-- Opening Marker --

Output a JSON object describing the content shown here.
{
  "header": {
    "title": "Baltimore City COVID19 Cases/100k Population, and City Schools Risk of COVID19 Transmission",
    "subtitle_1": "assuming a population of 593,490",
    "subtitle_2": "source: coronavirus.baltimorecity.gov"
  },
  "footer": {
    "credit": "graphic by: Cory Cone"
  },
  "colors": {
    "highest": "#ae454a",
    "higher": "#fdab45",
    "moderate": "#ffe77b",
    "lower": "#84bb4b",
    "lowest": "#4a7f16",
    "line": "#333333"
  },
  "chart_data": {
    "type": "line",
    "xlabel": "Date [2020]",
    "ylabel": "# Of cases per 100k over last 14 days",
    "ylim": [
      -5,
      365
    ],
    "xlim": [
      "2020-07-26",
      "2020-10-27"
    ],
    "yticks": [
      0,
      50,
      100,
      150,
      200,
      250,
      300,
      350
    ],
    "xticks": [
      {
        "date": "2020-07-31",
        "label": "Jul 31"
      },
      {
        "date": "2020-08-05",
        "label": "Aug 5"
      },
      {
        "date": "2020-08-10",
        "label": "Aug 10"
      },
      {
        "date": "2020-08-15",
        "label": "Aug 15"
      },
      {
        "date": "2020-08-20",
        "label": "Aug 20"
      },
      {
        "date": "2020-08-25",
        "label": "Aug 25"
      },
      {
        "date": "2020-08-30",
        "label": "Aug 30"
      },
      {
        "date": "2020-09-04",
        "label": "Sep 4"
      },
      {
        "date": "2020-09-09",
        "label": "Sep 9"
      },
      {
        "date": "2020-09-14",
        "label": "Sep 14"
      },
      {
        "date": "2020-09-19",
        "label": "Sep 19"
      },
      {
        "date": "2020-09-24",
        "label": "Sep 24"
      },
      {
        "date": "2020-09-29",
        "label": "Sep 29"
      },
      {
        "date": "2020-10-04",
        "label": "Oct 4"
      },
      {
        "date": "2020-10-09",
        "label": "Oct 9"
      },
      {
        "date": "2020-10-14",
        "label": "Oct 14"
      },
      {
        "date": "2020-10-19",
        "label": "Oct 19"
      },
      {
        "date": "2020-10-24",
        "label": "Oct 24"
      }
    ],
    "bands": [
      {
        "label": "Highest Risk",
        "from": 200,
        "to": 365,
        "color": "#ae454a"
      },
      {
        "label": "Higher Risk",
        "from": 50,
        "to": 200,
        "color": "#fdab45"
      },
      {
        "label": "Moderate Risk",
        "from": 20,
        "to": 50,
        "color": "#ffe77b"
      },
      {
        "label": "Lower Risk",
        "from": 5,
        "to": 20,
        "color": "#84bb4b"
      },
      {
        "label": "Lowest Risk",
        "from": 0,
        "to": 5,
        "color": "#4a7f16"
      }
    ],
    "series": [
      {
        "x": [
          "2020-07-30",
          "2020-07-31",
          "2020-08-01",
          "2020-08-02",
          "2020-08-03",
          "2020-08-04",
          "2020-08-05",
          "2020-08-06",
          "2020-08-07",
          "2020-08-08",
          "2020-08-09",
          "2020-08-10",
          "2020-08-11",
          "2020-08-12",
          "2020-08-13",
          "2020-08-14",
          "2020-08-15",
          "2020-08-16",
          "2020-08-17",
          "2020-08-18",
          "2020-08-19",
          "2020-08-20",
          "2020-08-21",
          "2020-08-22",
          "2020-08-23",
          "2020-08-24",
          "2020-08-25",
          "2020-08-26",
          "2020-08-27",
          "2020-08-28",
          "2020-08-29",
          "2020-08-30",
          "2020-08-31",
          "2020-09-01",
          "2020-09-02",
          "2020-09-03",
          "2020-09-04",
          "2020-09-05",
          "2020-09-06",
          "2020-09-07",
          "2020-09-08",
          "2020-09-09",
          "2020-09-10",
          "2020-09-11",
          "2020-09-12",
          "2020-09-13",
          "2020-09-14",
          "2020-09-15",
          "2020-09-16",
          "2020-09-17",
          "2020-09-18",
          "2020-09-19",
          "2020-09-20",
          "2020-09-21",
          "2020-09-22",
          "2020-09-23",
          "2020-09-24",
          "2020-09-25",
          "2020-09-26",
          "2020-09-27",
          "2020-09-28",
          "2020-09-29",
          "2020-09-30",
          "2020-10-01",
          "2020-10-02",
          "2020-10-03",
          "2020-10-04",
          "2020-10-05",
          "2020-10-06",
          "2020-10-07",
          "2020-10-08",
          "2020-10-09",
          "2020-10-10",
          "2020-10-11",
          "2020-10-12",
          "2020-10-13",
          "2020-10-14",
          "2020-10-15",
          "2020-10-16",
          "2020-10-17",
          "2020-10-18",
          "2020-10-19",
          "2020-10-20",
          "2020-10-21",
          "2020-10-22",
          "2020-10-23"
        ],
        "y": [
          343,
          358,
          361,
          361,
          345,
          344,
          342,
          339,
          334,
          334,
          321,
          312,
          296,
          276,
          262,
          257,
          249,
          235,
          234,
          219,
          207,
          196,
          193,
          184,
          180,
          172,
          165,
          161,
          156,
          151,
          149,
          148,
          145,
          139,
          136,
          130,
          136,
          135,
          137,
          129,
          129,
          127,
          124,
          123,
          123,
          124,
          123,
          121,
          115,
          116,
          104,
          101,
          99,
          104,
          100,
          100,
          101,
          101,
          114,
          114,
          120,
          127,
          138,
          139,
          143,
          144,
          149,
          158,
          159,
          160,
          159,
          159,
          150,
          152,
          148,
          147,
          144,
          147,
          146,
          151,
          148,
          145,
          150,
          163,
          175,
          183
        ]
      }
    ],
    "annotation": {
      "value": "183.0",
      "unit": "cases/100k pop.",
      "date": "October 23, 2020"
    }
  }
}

-- Closing Marker --

Tally the lines in the records above that contain the string "Risk" and report only the tally.

- [Task answer]: 6